What to do
State the number of lines in these records that include the word "title", and add nothing to it.

====== Information shown ======

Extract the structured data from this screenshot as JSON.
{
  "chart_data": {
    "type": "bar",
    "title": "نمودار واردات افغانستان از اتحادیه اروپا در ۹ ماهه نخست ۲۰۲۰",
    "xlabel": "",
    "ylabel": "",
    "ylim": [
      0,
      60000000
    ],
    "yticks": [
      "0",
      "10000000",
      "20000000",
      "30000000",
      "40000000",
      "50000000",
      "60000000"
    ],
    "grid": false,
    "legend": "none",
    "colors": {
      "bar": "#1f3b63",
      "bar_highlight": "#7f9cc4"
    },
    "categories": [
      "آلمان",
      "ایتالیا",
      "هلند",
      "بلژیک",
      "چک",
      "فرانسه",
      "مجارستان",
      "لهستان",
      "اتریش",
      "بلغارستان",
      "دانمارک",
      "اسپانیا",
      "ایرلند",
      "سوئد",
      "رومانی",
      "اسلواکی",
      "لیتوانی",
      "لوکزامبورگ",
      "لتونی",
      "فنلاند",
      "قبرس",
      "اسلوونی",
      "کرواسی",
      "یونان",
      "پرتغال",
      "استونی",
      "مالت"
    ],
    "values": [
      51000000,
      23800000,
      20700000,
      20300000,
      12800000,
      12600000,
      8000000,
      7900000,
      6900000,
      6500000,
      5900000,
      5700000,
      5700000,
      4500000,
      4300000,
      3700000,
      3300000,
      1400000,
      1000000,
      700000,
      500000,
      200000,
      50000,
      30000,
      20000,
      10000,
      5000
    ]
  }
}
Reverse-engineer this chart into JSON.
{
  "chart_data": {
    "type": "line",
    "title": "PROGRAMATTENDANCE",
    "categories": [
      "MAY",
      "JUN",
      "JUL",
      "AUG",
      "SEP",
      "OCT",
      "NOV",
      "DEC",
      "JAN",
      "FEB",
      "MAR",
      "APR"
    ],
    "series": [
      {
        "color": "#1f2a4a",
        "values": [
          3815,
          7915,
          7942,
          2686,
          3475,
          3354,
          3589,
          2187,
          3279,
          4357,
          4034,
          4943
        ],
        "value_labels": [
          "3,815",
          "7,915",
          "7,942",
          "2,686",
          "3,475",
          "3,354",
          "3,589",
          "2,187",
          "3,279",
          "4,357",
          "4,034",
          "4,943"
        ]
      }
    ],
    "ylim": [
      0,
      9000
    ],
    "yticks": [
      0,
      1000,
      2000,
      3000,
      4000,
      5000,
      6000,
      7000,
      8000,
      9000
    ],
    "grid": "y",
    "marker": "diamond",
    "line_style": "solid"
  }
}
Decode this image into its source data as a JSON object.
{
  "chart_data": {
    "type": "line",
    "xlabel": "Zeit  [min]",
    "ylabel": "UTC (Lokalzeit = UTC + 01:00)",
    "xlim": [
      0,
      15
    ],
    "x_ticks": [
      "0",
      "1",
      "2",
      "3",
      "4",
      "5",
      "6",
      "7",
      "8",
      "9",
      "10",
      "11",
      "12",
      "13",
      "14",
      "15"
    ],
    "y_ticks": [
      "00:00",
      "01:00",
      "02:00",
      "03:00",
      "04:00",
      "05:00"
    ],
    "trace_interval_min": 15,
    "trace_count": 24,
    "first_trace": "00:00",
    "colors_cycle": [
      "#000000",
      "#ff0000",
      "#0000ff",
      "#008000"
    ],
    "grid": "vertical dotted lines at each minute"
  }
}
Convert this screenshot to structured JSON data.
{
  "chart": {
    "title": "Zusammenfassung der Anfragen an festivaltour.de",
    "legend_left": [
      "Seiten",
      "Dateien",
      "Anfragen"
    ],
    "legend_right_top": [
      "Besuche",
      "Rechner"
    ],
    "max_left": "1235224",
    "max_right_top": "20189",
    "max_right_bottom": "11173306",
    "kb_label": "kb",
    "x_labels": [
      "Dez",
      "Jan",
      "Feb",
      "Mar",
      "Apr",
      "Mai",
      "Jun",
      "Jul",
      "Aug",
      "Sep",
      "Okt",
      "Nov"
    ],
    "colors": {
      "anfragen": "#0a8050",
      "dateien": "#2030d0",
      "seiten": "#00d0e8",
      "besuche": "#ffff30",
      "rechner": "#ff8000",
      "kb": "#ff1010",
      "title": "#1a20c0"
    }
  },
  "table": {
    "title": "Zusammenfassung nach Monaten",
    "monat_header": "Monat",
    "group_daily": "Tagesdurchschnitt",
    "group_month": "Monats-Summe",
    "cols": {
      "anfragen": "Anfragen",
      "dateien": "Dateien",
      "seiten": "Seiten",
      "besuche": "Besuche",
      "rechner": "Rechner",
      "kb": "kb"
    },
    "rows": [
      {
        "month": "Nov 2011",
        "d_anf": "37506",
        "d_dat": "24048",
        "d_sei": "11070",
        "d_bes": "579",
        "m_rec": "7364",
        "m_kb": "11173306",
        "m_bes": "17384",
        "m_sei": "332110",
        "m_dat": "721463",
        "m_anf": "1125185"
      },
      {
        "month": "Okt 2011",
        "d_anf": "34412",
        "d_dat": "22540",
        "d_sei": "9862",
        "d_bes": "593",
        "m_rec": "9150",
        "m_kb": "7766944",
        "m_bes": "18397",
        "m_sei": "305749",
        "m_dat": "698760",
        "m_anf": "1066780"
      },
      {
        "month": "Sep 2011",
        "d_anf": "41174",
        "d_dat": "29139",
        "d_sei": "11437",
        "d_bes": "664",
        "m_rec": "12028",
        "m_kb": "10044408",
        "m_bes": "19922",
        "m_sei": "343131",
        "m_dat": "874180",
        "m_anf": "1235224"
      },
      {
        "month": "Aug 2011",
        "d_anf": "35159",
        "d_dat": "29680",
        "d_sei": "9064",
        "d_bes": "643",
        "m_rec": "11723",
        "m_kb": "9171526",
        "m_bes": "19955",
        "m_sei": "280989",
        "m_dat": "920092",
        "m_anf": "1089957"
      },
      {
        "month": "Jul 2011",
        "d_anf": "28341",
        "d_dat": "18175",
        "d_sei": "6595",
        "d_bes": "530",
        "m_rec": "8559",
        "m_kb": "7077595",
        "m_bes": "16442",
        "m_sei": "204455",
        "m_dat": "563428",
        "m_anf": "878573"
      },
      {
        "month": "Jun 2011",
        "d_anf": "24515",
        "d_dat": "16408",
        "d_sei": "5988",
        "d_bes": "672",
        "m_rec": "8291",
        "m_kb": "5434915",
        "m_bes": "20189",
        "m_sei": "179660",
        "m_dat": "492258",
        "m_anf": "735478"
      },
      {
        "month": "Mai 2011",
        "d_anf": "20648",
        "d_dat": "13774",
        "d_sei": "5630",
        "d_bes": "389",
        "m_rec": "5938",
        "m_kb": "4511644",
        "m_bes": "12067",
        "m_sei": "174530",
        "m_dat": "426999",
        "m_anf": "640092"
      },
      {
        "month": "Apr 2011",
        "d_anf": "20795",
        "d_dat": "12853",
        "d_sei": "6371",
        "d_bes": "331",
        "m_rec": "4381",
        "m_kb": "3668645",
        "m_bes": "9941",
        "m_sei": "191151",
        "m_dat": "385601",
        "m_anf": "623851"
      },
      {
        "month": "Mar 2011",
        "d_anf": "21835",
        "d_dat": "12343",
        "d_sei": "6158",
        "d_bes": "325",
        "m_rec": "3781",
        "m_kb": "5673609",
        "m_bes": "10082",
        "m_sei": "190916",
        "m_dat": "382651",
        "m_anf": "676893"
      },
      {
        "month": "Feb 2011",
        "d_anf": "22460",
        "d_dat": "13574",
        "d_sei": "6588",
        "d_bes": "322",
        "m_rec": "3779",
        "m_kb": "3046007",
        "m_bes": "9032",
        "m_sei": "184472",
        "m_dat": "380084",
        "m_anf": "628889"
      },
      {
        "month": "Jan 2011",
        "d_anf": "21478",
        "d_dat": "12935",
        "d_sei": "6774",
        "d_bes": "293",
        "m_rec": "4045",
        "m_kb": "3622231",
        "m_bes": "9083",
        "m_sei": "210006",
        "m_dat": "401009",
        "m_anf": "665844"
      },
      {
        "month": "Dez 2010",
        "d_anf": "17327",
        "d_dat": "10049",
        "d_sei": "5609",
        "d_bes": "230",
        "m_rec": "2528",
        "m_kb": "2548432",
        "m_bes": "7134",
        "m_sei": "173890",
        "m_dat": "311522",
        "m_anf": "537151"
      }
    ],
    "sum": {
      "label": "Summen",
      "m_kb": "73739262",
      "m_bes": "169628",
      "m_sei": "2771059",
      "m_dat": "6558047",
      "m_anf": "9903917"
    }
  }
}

======

Answer to the problem
5